[Figure content listings]
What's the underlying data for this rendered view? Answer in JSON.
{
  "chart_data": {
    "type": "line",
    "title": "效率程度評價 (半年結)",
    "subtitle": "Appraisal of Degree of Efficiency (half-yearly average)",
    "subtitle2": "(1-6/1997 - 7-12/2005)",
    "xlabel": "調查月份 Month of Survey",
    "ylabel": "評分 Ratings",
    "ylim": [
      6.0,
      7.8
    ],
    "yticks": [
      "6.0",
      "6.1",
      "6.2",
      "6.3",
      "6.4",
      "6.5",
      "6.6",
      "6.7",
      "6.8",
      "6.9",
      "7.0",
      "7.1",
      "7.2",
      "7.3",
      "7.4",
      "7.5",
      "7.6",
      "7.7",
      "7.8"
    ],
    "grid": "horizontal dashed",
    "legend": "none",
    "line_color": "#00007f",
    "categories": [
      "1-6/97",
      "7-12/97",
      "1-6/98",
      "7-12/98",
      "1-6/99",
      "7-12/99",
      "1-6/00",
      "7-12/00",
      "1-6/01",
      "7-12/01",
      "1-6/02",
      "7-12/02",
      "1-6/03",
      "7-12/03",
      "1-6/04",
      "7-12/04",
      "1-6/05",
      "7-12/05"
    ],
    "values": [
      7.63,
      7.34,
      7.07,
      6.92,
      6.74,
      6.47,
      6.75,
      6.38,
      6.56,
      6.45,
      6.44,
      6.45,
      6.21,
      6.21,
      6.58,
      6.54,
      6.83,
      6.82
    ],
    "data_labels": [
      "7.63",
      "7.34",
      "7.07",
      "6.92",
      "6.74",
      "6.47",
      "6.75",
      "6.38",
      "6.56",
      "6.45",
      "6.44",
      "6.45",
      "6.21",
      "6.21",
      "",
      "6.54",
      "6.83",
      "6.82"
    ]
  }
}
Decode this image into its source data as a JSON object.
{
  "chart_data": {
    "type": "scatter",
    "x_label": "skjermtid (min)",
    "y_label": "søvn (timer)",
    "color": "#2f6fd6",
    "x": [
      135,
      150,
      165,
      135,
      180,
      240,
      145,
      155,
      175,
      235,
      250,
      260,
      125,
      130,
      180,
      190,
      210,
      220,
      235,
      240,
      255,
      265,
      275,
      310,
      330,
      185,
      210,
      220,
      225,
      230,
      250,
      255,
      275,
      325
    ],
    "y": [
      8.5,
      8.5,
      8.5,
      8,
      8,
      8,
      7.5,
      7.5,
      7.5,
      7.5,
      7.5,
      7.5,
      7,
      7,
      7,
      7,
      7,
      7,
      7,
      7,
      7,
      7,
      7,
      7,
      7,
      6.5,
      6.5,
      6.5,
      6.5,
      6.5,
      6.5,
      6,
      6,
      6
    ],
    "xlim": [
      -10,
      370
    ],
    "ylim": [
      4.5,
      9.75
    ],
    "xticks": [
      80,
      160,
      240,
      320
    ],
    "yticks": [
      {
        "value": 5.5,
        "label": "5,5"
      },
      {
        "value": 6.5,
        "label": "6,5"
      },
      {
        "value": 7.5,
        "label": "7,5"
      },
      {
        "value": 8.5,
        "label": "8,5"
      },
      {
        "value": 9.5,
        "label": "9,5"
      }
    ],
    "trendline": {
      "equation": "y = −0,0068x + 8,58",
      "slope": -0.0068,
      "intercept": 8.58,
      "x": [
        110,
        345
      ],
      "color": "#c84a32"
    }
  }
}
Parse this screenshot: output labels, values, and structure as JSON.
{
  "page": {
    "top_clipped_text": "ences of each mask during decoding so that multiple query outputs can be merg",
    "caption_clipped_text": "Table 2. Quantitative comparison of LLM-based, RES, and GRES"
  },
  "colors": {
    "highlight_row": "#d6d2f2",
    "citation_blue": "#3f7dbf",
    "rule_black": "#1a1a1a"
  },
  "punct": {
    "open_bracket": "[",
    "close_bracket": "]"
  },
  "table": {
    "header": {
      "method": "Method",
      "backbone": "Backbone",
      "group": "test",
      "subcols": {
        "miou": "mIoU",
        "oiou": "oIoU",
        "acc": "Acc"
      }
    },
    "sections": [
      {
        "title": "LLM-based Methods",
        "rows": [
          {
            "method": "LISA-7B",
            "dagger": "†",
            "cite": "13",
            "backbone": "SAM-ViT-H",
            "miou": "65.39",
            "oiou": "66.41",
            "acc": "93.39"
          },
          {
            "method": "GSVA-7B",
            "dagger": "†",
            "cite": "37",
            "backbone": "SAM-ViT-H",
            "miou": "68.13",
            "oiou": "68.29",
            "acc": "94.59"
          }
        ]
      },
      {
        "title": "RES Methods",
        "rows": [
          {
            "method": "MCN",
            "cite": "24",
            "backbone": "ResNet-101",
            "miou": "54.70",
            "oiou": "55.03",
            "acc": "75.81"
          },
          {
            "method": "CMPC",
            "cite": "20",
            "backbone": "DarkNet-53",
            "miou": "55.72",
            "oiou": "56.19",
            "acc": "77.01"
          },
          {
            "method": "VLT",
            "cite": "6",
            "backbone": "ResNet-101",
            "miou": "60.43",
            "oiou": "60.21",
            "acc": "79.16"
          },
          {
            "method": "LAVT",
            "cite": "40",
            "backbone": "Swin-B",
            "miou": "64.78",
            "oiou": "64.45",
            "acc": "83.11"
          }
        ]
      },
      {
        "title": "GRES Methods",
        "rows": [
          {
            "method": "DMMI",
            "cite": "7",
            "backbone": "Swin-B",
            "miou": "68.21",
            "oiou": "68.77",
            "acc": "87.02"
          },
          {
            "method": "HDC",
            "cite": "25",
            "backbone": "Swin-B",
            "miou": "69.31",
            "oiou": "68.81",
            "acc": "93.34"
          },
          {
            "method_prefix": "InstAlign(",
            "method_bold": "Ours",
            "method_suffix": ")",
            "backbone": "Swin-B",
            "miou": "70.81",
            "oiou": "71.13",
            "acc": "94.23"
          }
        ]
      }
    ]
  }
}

Exercise –
Report each line of the material above where the word "Methods" appears.

Result of the task –
        "title": "LLM-based Methods",
        "title": "RES Methods",
        "title": "GRES Methods",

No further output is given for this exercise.